Using the records that follow, copy every line containing the word "type".

MATERIAL SHOWN —
## BEGIN

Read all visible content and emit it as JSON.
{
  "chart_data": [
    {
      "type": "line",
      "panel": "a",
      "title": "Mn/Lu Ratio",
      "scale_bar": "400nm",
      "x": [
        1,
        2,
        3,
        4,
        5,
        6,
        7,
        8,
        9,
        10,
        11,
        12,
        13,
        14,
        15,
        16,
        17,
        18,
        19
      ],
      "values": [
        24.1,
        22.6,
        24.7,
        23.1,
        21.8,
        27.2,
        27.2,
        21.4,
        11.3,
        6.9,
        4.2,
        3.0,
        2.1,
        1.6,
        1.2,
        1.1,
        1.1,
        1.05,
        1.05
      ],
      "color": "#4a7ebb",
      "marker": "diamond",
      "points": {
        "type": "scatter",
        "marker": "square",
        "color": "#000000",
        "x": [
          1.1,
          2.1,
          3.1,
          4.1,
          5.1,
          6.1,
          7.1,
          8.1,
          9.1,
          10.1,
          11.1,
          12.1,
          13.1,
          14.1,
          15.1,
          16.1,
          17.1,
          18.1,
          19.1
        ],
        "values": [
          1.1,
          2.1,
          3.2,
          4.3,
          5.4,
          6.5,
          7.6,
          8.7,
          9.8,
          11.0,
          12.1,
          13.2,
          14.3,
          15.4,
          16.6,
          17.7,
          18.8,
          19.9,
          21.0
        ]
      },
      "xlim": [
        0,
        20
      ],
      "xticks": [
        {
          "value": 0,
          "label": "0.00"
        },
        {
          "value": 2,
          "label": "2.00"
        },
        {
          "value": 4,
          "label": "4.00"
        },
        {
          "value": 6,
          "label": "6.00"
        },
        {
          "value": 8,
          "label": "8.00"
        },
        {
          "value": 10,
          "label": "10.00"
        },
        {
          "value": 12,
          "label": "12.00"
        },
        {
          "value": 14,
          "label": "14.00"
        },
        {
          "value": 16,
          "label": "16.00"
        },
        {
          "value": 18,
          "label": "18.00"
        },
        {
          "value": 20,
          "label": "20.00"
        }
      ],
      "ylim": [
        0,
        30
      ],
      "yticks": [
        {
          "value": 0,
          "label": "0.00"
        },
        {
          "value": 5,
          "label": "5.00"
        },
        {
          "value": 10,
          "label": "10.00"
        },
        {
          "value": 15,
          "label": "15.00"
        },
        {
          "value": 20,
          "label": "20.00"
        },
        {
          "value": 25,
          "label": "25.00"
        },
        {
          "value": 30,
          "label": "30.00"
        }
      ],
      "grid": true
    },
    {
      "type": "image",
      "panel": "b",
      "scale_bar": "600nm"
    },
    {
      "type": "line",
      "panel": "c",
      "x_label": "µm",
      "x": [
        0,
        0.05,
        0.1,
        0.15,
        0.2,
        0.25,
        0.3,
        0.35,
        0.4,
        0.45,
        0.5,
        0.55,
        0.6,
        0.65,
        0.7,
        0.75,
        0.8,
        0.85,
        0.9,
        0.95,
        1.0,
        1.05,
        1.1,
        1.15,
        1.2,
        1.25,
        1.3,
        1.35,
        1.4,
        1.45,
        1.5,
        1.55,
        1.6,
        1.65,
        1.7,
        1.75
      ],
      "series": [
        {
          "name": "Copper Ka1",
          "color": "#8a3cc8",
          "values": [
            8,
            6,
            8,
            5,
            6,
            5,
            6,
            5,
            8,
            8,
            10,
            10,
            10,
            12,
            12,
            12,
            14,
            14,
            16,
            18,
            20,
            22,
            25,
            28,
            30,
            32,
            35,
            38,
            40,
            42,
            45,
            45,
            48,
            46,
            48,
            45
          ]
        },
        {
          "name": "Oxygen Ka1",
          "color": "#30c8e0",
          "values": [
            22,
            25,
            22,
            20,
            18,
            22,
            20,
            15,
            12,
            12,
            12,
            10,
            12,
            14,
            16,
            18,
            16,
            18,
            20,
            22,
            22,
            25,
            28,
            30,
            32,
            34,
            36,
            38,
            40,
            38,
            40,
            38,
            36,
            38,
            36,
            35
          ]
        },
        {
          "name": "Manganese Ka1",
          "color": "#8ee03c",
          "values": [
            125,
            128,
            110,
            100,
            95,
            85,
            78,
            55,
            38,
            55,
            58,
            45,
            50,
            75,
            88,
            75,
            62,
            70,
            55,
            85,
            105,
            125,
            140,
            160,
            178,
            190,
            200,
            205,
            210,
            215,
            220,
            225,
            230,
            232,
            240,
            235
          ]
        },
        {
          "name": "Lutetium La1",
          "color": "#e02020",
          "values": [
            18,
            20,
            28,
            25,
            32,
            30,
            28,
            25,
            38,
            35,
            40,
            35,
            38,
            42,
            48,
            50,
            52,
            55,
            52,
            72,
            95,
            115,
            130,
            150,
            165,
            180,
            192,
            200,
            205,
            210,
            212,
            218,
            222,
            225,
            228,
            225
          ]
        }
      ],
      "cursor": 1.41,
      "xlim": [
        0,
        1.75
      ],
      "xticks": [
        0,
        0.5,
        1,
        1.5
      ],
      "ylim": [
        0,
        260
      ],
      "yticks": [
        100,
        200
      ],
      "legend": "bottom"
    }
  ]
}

## END

RESPONSE TO THIS EXERCISE —
      "type": "line",
        "type": "scatter",
      "type": "image",
      "type": "line",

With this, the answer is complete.